→ **Saved data entries**
□ □ □ □ □

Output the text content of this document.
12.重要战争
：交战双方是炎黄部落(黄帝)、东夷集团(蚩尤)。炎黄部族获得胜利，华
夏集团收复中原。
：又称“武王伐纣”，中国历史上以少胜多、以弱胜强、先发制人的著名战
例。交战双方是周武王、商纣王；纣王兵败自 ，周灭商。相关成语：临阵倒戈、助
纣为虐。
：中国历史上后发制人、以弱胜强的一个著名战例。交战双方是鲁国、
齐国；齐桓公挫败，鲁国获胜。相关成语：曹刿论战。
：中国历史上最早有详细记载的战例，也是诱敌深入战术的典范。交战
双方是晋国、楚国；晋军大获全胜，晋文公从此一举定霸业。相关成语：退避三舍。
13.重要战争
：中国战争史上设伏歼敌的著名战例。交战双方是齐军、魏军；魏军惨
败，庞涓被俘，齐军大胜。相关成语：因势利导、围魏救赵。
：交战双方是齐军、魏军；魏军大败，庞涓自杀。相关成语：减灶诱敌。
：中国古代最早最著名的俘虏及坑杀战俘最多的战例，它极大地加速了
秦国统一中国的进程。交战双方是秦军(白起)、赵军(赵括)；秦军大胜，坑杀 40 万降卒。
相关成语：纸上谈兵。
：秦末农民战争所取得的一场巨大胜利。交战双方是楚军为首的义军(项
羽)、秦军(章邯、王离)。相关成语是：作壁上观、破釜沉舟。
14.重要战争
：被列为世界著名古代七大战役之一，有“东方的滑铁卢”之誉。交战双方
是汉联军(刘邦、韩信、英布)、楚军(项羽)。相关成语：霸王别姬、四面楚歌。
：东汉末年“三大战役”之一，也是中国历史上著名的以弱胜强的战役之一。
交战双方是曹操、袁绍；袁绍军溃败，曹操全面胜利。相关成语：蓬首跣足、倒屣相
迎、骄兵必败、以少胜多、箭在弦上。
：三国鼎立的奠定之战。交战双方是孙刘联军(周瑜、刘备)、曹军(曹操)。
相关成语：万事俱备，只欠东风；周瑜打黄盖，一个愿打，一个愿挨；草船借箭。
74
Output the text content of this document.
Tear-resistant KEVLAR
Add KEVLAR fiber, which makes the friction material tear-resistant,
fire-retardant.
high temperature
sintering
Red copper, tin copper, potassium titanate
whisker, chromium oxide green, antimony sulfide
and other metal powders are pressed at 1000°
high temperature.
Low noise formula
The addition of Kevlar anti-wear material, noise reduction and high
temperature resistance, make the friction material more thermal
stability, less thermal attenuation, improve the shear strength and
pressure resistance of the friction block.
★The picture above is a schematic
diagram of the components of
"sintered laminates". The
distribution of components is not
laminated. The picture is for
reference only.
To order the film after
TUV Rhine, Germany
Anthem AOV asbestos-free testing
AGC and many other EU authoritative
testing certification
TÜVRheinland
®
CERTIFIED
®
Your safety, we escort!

□ □ □ □ □

→ **Objective**
Every entry above needs to be quoted exactly.

→ **Answer to the problem**
Output the text content of this document.
12.重要战争
：交战双方是炎黄部落(黄帝)、东夷集团(蚩尤)。炎黄部族获得胜利，华
夏集团收复中原。
：又称“武王伐纣”，中国历史上以少胜多、以弱胜强、先发制人的著名战
例。交战双方是周武王、商纣王；纣王兵败自 ，周灭商。相关成语：临阵倒戈、助
纣为虐。
：中国历史上后发制人、以弱胜强的一个著名战例。交战双方是鲁国、
齐国；齐桓公挫败，鲁国获胜。相关成语：曹刿论战。
：中国历史上最早有详细记载的战例，也是诱敌深入战术的典范。交战
双方是晋国、楚国；晋军大获全胜，晋文公从此一举定霸业。相关成语：退避三舍。
13.重要战争
：中国战争史上设伏歼敌的著名战例。交战双方是齐军、魏军；魏军惨
败，庞涓被俘，齐军大胜。相关成语：因势利导、围魏救赵。
：交战双方是齐军、魏军；魏军大败，庞涓自杀。相关成语：减灶诱敌。
：中国古代最早最著名的俘虏及坑杀战俘最多的战例，它极大地加速了
秦国统一中国的进程。交战双方是秦军(白起)、赵军(赵括)；秦军大胜，坑杀 40 万降卒。
相关成语：纸上谈兵。
：秦末农民战争所取得的一场巨大胜利。交战双方是楚军为首的义军(项
羽)、秦军(章邯、王离)。相关成语是：作壁上观、破釜沉舟。
14.重要战争
：被列为世界著名古代七大战役之一，有“东方的滑铁卢”之誉。交战双方
是汉联军(刘邦、韩信、英布)、楚军(项羽)。相关成语：霸王别姬、四面楚歌。
：东汉末年“三大战役”之一，也是中国历史上著名的以弱胜强的战役之一。
交战双方是曹操、袁绍；袁绍军溃败，曹操全面胜利。相关成语：蓬首跣足、倒屣相
迎、骄兵必败、以少胜多、箭在弦上。
：三国鼎立的奠定之战。交战双方是孙刘联军(周瑜、刘备)、曹军(曹操)。
相关成语：万事俱备，只欠东风；周瑜打黄盖，一个愿打，一个愿挨；草船借箭。
74
Output the text content of this document.
Tear-resistant KEVLAR
Add KEVLAR fiber, which makes the friction material tear-resistant,
fire-retardant.
high temperature
sintering
Red copper, tin copper, potassium titanate
whisker, chromium oxide green, antimony sulfide
and other metal powders are pressed at 1000°
high temperature.
Low noise formula
The addition of Kevlar anti-wear material, noise reduction and high
temperature resistance, make the friction material more thermal
stability, less thermal attenuation, improve the shear strength and
pressure resistance of the friction block.
★The picture above is a schematic
diagram of the components of
"sintered laminates". The
distribution of components is not
laminated. The picture is for
reference only.
To order the film after
TUV Rhine, Germany
Anthem AOV asbestos-free testing
AGC and many other EU authoritative
testing certification
TÜVRheinland
®
CERTIFIED
®
Your safety, we escort!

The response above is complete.